● **BLOCCO DI TESTO**
□ □ □
Dunque intorno al Sole, per Copernico, dovevano ruotare in ordine di distanza: Mercurio, Venere, Terra, Marte, Giove e Saturno. Venere e Mercurio visti dalla Terra, non si scostavano molto dal Sole; Mercurio dei due era il più vicino al Sole perché nelle sue digressioni laterali se ne scostava meno. Gli altri tre pianeti esterni vengono, infatti, osservati talvolta in direzione opposta a quella del Sole e sono più vicini alla Terra quando sorgono la sera, ossia quando sono in opposizione col Sole; sono più lontani alla Terra quando tramontano di sera, occultati dai raggi solari.

Affermava Copernico che l'ordine delle loro distanze dal Sole si potevano dedurre dalle grandezze delle irregolarità dei loro moti apparenti: essendo Saturno meno disturbato dal moto terrestre doveva essere più lontano di Giove e questo più lontano di Marte. Tale ordine si trovava in accordo con le durate dei periodi di rivoluzione siderali che aumentano da 88 giorni per Mercurio a 30 anni per Saturno.
□ □ □
Prosegui il testo su Copernico e l'ordine dei pianeti partendo dalla sua ultima frase. Le righe non servono per svolgere l'esercizio.

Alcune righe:
□ □ □
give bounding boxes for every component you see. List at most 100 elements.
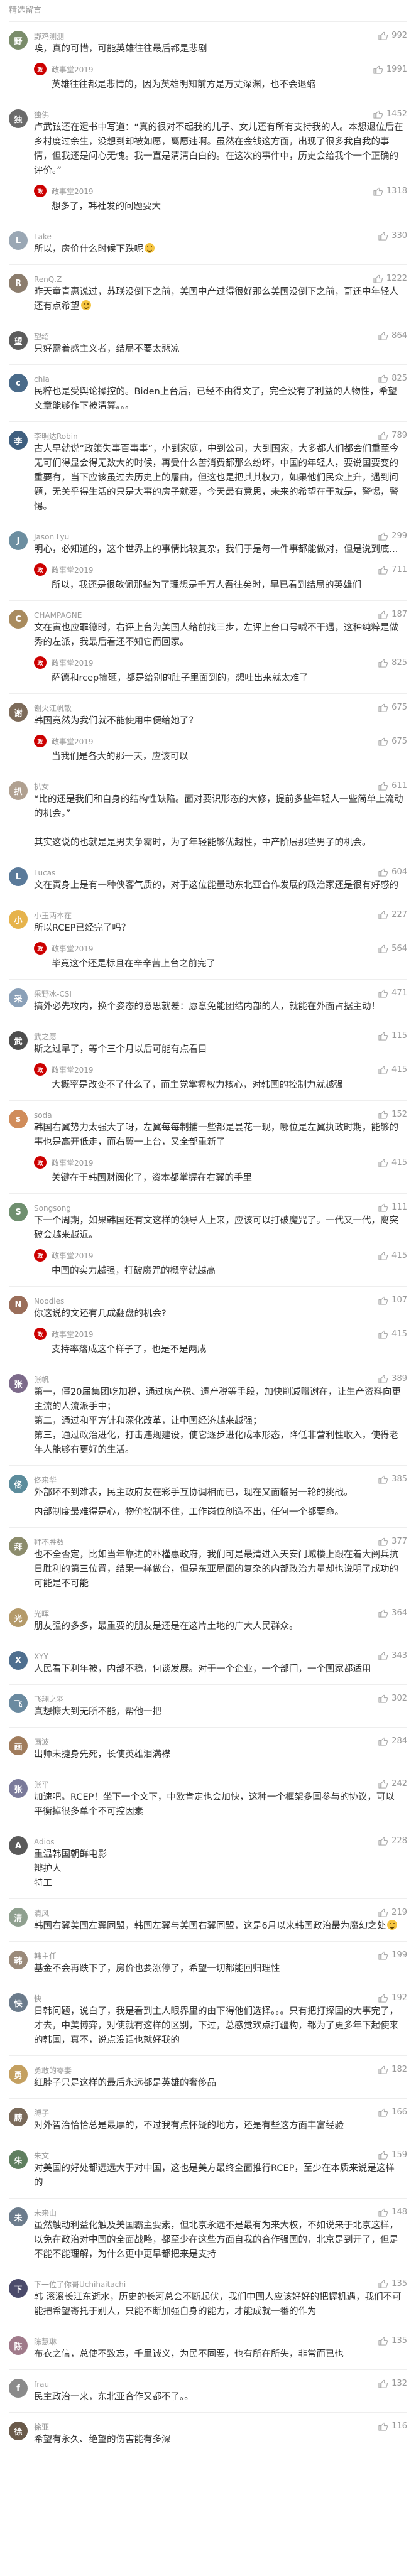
comment-username[interactable]: 光晖 [34, 1609, 378, 1619]
like-button[interactable]: 166 [378, 2108, 407, 2117]
reply-like-button[interactable]: 415 [378, 1251, 407, 1260]
reply-like-button[interactable]: 415 [378, 1329, 407, 1339]
avatar[interactable]: 野 [9, 31, 28, 50]
comment-username[interactable]: 膊子 [34, 2108, 378, 2118]
avatar[interactable]: 佟 [9, 1475, 28, 1493]
comment-username[interactable]: 画波 [34, 1737, 378, 1747]
comment-username[interactable]: 朱文 [34, 2151, 378, 2161]
comment-username[interactable]: 野鸡测测 [34, 31, 378, 41]
avatar[interactable]: 未 [9, 2207, 28, 2226]
comment-username[interactable]: 武之愿 [34, 1032, 378, 1042]
comment-username[interactable]: chia [34, 374, 378, 384]
avatar[interactable]: 下 [9, 2279, 28, 2298]
avatar[interactable]: 采 [9, 988, 28, 1007]
avatar[interactable]: 李 [9, 431, 28, 450]
like-button[interactable]: 152 [378, 1110, 407, 1119]
reply-like-button[interactable]: 711 [378, 565, 407, 575]
like-button[interactable]: 825 [378, 374, 407, 383]
like-button[interactable]: 107 [378, 1296, 407, 1305]
comment-username[interactable]: Songsong [34, 1203, 378, 1213]
avatar[interactable]: 张 [9, 1374, 28, 1393]
avatar[interactable]: 武 [9, 1031, 28, 1050]
like-button[interactable]: 228 [378, 1836, 407, 1846]
comment-username[interactable]: 佟来华 [34, 1475, 378, 1485]
comment-username[interactable]: 勇敢的零妻 [34, 2065, 378, 2075]
like-button[interactable]: 148 [378, 2207, 407, 2217]
avatar[interactable]: 勇 [9, 2065, 28, 2084]
reply-like-button[interactable]: 1991 [373, 65, 407, 74]
comment-username[interactable]: Lake [34, 232, 378, 242]
reply-like-button[interactable]: 415 [378, 1158, 407, 1167]
comment-username[interactable]: 快 [34, 1994, 378, 2004]
avatar[interactable]: 张 [9, 1779, 28, 1798]
comment-username[interactable]: frau [34, 2379, 378, 2389]
avatar[interactable]: 扒 [9, 781, 28, 800]
like-button[interactable]: 199 [378, 1951, 407, 1960]
like-button[interactable]: 675 [378, 703, 407, 712]
comment-username[interactable]: 韩主任 [34, 1951, 378, 1961]
avatar[interactable]: 快 [9, 1993, 28, 2012]
comment-username[interactable]: 小玉两本在 [34, 911, 378, 921]
like-button[interactable]: 611 [378, 781, 407, 791]
like-button[interactable]: 116 [378, 2422, 407, 2431]
comment-username[interactable]: 陈慧琳 [34, 2337, 378, 2347]
comment-username[interactable]: 望绍 [34, 332, 378, 342]
comment-username[interactable]: 清风 [34, 1908, 378, 1918]
like-button[interactable]: 471 [378, 988, 407, 998]
comment-username[interactable]: 张平 [34, 1780, 378, 1790]
avatar[interactable]: 飞 [9, 1694, 28, 1713]
avatar[interactable]: L [9, 867, 28, 886]
comment-username[interactable]: 独佛 [34, 110, 373, 120]
like-button[interactable]: 159 [378, 2150, 407, 2160]
like-button[interactable]: 377 [378, 1537, 407, 1546]
like-button[interactable]: 187 [378, 610, 407, 619]
like-button[interactable]: 242 [378, 1779, 407, 1789]
like-button[interactable]: 385 [378, 1475, 407, 1484]
avatar[interactable]: X [9, 1651, 28, 1670]
avatar[interactable]: f [9, 2379, 28, 2398]
like-button[interactable]: 389 [378, 1374, 407, 1383]
like-button[interactable]: 284 [378, 1736, 407, 1746]
reply-like-button[interactable]: 825 [378, 658, 407, 668]
like-button[interactable]: 992 [378, 31, 407, 40]
comment-username[interactable]: 飞翔之羽 [34, 1694, 378, 1704]
like-button[interactable]: 864 [378, 331, 407, 340]
like-button[interactable]: 299 [378, 531, 407, 541]
avatar[interactable]: 谢 [9, 703, 28, 722]
comment-username[interactable]: 徐亚 [34, 2422, 378, 2432]
comment-username[interactable]: 谢火江帆散 [34, 703, 378, 713]
avatar[interactable]: J [9, 531, 28, 550]
like-button[interactable]: 135 [378, 2279, 407, 2288]
comment-username[interactable]: Noodles [34, 1296, 378, 1306]
comment-username[interactable]: 扒女 [34, 782, 378, 792]
comment-username[interactable]: RenQ.Z [34, 274, 373, 284]
avatar[interactable]: 陈 [9, 2336, 28, 2355]
reply-like-button[interactable]: 675 [378, 737, 407, 746]
like-button[interactable]: 219 [378, 1908, 407, 1917]
comment-username[interactable]: soda [34, 1110, 378, 1120]
avatar[interactable]: 膊 [9, 2108, 28, 2126]
like-button[interactable]: 604 [378, 867, 407, 877]
avatar[interactable]: N [9, 1296, 28, 1314]
comment-username[interactable]: 拜不胜数 [34, 1537, 378, 1547]
like-button[interactable]: 302 [378, 1694, 407, 1703]
like-button[interactable]: 227 [378, 910, 407, 919]
like-button[interactable]: 1222 [373, 274, 407, 283]
avatar[interactable]: 光 [9, 1608, 28, 1627]
comment-username[interactable]: Jason Lyu [34, 532, 378, 542]
comment-username[interactable]: 采野冰-CSI [34, 989, 378, 999]
avatar[interactable]: c [9, 374, 28, 392]
comment-username[interactable]: CHAMPAGNE [34, 610, 378, 620]
like-button[interactable]: 789 [378, 431, 407, 440]
avatar[interactable]: 小 [9, 910, 28, 929]
avatar[interactable]: 望 [9, 331, 28, 350]
avatar[interactable]: A [9, 1836, 28, 1855]
avatar[interactable]: 画 [9, 1736, 28, 1755]
comment-username[interactable]: 下一位了你哥Uchihaitachi [34, 2280, 378, 2290]
reply-like-button[interactable]: 564 [378, 944, 407, 953]
like-button[interactable]: 115 [378, 1031, 407, 1041]
avatar[interactable]: 拜 [9, 1537, 28, 1556]
comment-username[interactable]: 李明达Robin [34, 431, 378, 441]
reply-like-button[interactable]: 415 [378, 1065, 407, 1074]
avatar[interactable]: 独 [9, 109, 28, 128]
□ □ □
● **SOLUZIONE ESERCIZIO**
La Luna solamente continuava a ruotare intorno alla Terra. Le stelle fisse erano immobili e molto distanti poiché il moto della Terra non produceva alcune variazioni nella loro luminosità, contrariamente a quanto accadeva per i pianeti esterni in fase di opposizione.

La teoria dei pianeti è trattata nei libri V e VI in modo particolareggiato nei quali per ciascun pianeta vengono calcolate le rivoluzioni sinodiche e siderali e le rispettive distanze dal Sole, delle quali omettiamo il procedimento di calcolo.

Per la distanza Terra-Sole Copernico apportava una correzione alle misure effettuate da Ipparco nel II sec. a.C.

Tali distanze, espresse relativamente al raggio terrestre, davano la dimensione dell'intero universo e costituivano un elemento necessario per la descrizione dei moti planetari, data la centralità del Sole nel nuovo sistema.

Infatti nel modello di Tolomeo, poiché l'osservatore era posto nel centro del sistema, non era necessario conoscere le distanze relative; erano sufficienti modelli geometrici nei quali bastavano misure temporali e angolari per ricostruire l'intero moto planetario.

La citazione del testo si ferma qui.